> **Objective**: Check each line of the listing below for the string "center", and give only how many lines hold it.

[Collected data entries]
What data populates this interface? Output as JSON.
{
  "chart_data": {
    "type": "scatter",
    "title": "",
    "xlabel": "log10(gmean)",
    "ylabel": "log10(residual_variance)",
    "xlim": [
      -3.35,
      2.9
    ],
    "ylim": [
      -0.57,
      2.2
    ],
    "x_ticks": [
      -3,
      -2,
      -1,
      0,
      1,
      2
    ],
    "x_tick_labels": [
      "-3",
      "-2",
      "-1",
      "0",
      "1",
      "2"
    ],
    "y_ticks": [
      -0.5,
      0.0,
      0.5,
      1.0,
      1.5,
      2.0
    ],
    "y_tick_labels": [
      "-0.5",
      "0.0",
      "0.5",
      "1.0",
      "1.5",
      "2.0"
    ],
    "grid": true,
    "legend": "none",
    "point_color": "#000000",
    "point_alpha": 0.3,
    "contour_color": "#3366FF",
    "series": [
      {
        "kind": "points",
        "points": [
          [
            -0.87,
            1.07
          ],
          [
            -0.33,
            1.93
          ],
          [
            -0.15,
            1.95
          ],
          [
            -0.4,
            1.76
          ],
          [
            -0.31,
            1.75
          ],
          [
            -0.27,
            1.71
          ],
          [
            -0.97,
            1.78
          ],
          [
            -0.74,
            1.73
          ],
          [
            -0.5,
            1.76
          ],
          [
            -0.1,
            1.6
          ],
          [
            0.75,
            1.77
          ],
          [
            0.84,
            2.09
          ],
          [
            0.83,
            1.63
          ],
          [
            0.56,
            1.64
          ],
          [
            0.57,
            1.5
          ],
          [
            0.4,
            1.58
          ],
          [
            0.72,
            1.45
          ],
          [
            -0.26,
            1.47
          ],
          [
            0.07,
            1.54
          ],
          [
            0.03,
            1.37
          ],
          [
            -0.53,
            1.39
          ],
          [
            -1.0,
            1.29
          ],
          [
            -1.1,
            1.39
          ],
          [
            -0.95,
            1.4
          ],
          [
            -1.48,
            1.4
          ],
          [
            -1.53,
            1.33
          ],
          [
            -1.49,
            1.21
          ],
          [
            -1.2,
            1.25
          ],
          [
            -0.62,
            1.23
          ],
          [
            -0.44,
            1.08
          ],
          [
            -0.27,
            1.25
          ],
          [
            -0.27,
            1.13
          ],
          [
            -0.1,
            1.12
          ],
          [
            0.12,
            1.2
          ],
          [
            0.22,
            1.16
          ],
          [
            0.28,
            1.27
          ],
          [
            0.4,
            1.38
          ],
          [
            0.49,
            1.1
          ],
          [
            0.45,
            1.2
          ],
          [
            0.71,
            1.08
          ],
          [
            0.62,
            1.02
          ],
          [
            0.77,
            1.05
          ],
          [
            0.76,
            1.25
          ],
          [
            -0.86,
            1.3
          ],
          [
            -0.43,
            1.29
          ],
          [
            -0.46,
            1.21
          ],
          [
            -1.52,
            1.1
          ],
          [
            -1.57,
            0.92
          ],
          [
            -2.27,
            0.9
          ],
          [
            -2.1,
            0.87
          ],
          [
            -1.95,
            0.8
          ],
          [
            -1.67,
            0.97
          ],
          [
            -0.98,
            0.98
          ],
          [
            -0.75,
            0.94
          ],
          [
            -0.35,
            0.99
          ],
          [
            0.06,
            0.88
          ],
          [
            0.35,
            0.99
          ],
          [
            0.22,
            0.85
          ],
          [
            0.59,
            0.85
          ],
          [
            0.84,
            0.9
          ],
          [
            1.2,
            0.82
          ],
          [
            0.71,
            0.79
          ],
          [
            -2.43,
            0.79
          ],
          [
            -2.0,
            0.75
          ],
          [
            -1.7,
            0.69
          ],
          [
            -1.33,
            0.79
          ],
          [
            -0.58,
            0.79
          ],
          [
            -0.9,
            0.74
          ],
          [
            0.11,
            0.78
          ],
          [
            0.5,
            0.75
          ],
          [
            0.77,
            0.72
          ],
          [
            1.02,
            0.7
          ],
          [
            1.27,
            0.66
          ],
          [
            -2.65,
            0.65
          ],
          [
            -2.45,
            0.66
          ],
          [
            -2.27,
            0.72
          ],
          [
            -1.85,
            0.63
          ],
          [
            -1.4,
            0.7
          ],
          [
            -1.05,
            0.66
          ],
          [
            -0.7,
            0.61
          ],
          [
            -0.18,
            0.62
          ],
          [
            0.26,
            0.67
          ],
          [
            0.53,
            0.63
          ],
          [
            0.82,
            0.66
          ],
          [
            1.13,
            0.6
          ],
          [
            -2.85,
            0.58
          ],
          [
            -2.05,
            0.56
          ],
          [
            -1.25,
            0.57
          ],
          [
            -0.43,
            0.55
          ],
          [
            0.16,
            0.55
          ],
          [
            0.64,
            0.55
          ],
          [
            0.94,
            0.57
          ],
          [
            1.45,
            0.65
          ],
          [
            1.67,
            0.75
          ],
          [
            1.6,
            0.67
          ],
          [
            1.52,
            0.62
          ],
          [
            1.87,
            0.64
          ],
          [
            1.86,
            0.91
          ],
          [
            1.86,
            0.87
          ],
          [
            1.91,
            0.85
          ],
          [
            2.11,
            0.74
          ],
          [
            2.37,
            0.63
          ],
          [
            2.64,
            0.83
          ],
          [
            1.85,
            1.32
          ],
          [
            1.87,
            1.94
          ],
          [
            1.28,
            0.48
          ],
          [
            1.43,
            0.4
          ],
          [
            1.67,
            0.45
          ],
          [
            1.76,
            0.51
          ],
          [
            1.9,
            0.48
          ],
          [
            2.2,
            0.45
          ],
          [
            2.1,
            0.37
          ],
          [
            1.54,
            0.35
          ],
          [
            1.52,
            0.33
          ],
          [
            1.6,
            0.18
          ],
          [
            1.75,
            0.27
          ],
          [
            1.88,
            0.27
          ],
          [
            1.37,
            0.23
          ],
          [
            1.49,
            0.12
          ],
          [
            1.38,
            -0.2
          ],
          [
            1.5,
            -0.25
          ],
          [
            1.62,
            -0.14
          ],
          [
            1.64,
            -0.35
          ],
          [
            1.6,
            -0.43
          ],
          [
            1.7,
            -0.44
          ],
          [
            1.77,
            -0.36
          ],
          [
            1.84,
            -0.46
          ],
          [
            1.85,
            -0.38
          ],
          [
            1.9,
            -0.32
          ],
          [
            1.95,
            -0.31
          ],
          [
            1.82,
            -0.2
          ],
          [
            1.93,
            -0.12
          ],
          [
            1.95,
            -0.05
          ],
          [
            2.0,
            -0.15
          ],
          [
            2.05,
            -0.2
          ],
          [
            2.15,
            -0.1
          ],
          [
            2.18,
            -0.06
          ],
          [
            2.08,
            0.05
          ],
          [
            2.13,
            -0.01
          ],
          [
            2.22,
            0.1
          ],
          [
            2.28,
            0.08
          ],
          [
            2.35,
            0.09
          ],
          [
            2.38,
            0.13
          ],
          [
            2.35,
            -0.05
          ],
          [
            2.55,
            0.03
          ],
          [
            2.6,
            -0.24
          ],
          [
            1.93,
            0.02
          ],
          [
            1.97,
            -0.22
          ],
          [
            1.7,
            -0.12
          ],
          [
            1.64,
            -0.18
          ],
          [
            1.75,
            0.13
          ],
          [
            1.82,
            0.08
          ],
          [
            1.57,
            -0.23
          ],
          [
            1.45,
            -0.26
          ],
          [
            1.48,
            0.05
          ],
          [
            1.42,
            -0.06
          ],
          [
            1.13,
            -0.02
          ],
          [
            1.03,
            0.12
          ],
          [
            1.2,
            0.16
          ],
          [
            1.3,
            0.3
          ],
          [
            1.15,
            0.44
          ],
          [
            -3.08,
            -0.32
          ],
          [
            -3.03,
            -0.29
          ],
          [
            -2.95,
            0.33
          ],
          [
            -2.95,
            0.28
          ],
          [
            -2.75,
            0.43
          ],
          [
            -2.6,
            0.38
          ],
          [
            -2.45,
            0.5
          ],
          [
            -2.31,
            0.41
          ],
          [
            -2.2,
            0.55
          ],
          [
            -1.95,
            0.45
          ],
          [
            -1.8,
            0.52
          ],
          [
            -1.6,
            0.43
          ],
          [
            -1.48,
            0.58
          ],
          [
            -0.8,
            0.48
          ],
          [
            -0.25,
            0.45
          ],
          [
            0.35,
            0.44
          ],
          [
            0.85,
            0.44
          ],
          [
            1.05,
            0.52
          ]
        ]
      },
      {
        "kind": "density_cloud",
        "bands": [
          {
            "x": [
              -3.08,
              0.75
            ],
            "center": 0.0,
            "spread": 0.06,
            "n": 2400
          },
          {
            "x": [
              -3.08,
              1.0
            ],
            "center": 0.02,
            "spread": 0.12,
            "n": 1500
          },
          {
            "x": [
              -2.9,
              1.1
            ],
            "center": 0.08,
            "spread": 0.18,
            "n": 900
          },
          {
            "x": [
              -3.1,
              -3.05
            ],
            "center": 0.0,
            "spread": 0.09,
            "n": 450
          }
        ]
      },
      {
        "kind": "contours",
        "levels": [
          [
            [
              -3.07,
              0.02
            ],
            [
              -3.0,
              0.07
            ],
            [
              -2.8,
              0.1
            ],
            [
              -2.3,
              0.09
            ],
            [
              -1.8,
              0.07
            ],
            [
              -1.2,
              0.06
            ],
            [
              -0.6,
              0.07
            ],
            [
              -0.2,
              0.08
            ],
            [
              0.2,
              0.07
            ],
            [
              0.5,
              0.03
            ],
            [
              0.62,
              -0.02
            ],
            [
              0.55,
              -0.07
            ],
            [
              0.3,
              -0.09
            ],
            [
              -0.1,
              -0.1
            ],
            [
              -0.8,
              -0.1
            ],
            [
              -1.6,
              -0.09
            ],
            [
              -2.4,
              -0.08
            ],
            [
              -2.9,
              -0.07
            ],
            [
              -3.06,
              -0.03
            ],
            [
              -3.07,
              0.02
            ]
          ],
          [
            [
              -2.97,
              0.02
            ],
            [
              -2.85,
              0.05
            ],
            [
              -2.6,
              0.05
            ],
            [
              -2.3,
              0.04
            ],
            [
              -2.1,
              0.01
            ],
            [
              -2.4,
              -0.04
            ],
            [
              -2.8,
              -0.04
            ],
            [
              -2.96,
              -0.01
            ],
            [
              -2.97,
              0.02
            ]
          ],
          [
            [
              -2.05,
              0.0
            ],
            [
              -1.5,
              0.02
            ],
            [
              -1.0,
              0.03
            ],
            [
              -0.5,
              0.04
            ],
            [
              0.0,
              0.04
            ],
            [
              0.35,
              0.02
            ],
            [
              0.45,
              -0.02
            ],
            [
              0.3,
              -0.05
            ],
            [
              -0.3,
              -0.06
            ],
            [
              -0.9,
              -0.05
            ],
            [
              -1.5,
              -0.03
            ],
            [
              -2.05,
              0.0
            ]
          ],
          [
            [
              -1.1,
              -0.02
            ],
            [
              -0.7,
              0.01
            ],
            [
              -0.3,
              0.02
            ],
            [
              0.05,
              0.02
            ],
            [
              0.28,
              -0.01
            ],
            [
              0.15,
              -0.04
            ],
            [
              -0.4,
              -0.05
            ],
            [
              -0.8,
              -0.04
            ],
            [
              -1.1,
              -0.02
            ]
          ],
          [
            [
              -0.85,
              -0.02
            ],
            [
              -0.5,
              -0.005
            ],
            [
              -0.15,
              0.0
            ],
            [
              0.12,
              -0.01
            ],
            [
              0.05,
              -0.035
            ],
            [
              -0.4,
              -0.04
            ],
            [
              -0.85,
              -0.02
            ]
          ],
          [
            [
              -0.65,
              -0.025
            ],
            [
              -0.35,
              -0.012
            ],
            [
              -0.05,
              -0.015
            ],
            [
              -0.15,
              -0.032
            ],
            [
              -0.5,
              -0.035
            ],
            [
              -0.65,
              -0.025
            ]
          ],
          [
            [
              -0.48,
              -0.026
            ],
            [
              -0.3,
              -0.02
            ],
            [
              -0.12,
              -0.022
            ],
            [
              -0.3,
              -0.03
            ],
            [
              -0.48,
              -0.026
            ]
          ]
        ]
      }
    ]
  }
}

> **Exercise solution**: 4